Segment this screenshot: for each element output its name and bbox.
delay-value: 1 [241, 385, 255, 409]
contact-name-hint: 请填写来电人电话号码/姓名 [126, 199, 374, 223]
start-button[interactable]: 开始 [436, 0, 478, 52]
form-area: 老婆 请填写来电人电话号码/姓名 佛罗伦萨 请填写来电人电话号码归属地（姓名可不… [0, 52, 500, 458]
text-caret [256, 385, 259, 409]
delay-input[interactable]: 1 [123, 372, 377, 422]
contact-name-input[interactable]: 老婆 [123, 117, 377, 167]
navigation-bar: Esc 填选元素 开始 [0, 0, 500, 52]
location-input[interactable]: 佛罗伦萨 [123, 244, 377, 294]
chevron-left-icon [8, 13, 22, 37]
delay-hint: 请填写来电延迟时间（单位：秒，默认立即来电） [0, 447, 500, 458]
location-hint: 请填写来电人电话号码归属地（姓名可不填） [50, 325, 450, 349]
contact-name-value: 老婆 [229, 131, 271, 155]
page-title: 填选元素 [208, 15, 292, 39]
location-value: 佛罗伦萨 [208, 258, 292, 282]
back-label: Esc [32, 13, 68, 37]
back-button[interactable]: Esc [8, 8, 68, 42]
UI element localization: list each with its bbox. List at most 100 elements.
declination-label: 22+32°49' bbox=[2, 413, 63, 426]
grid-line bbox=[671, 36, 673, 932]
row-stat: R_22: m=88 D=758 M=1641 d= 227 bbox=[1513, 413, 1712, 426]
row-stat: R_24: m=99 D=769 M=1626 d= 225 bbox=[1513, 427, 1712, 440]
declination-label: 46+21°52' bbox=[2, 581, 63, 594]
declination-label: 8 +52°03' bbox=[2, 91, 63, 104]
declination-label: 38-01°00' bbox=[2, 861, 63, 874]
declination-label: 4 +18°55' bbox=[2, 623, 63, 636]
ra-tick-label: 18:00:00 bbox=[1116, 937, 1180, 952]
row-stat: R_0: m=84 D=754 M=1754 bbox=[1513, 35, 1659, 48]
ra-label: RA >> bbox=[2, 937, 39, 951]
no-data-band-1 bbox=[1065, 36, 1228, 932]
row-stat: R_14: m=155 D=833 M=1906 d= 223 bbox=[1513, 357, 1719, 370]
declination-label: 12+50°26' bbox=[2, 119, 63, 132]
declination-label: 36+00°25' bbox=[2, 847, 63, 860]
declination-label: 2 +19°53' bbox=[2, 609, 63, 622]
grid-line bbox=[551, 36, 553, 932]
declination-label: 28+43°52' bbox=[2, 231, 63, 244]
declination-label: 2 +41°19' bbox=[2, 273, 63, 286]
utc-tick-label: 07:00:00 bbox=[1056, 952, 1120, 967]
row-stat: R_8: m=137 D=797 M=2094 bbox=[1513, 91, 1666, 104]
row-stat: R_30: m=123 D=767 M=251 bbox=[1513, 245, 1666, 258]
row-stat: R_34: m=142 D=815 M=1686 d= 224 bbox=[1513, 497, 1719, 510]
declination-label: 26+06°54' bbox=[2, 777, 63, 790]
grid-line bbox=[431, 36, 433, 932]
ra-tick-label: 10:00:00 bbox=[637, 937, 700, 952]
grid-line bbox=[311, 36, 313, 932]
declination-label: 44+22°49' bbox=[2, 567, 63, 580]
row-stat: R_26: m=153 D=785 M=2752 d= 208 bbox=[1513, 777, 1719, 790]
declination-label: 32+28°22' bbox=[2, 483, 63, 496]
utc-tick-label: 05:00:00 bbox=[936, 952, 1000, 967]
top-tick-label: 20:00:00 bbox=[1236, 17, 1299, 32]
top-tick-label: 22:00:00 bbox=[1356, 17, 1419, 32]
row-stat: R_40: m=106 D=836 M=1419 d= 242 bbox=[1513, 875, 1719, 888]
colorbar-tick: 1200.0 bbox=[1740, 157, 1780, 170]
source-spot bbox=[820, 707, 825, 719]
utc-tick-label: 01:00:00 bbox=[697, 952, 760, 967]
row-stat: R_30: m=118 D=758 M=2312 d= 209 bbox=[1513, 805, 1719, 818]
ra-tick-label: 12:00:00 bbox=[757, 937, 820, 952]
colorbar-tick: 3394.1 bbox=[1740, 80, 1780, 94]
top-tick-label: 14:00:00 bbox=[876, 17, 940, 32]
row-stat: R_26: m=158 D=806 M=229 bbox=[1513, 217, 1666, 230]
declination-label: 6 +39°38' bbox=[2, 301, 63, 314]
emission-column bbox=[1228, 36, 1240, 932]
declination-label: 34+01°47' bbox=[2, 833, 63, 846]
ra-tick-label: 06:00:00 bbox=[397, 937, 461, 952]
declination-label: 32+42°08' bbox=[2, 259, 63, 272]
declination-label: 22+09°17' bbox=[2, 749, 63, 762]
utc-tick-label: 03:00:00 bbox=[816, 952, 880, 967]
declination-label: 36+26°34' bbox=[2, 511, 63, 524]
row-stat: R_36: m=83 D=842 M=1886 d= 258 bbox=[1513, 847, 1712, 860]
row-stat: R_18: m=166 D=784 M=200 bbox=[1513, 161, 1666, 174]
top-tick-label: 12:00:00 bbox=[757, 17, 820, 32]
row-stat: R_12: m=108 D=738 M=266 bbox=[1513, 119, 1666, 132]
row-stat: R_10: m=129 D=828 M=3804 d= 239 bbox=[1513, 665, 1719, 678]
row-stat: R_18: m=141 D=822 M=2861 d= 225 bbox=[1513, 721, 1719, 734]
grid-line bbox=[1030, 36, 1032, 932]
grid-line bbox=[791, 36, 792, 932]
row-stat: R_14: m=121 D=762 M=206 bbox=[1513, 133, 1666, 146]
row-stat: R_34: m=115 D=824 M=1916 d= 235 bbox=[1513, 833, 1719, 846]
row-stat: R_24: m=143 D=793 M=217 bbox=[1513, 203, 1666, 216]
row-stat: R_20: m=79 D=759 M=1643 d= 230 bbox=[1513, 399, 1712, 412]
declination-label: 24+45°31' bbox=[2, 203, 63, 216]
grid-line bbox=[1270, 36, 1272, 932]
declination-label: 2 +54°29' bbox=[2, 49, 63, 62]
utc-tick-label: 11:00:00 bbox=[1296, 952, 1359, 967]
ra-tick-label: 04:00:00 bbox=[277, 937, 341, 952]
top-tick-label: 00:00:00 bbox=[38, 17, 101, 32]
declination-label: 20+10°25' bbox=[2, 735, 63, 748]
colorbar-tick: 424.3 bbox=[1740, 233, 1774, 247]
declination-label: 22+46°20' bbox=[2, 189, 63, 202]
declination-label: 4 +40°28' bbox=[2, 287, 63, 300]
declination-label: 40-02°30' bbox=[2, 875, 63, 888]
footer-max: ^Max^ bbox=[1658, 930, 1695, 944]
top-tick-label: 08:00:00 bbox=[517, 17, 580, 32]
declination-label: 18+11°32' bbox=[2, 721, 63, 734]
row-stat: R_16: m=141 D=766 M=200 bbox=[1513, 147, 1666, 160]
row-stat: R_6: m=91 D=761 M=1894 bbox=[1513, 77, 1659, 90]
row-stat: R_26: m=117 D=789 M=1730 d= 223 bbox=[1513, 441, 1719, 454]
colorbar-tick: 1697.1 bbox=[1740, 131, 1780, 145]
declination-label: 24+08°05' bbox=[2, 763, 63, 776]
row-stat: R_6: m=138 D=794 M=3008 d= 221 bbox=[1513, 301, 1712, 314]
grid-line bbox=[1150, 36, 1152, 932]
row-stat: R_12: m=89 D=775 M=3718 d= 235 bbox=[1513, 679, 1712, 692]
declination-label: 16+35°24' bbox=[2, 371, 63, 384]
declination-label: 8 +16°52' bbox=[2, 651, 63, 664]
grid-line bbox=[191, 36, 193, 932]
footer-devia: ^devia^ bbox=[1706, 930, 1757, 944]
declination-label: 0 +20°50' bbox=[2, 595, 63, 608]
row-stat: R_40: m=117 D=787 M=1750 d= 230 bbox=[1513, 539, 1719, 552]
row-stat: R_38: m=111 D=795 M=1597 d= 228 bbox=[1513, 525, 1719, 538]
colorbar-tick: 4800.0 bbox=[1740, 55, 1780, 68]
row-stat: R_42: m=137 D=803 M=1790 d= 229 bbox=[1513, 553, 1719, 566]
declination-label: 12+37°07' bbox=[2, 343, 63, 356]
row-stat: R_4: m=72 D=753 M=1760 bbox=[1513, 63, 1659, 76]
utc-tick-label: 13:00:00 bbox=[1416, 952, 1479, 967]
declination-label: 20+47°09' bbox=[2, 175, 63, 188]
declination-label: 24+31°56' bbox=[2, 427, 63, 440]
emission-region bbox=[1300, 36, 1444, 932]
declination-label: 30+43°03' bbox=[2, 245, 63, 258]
---
Reproduce the listing from its first line through the line holding "declination-label: 38-01°00' bbox=[2, 861, 63, 874]", inclusive, with every "row-stat" swapped for "row-summary" and nothing else altered.

Segment this screenshot: for each element output its name and bbox.
delay-value: 1 [241, 385, 255, 409]
contact-name-hint: 请填写来电人电话号码/姓名 [126, 199, 374, 223]
start-button[interactable]: 开始 [436, 0, 478, 52]
form-area: 老婆 请填写来电人电话号码/姓名 佛罗伦萨 请填写来电人电话号码归属地（姓名可不… [0, 52, 500, 458]
text-caret [256, 385, 259, 409]
delay-input[interactable]: 1 [123, 372, 377, 422]
contact-name-input[interactable]: 老婆 [123, 117, 377, 167]
navigation-bar: Esc 填选元素 开始 [0, 0, 500, 52]
location-input[interactable]: 佛罗伦萨 [123, 244, 377, 294]
chevron-left-icon [8, 13, 22, 37]
delay-hint: 请填写来电延迟时间（单位：秒，默认立即来电） [0, 447, 500, 458]
location-hint: 请填写来电人电话号码归属地（姓名可不填） [50, 325, 450, 349]
contact-name-value: 老婆 [229, 131, 271, 155]
page-title: 填选元素 [208, 15, 292, 39]
location-value: 佛罗伦萨 [208, 258, 292, 282]
back-label: Esc [32, 13, 68, 37]
back-button[interactable]: Esc [8, 8, 68, 42]
UI element localization: list each with its bbox. List at most 100 elements.
declination-label: 22+32°49' bbox=[2, 413, 63, 426]
grid-line bbox=[671, 36, 673, 932]
row-summary: R_22: m=88 D=758 M=1641 d= 227 bbox=[1513, 413, 1712, 426]
row-summary: R_24: m=99 D=769 M=1626 d= 225 bbox=[1513, 427, 1712, 440]
declination-label: 46+21°52' bbox=[2, 581, 63, 594]
declination-label: 8 +52°03' bbox=[2, 91, 63, 104]
declination-label: 38-01°00' bbox=[2, 861, 63, 874]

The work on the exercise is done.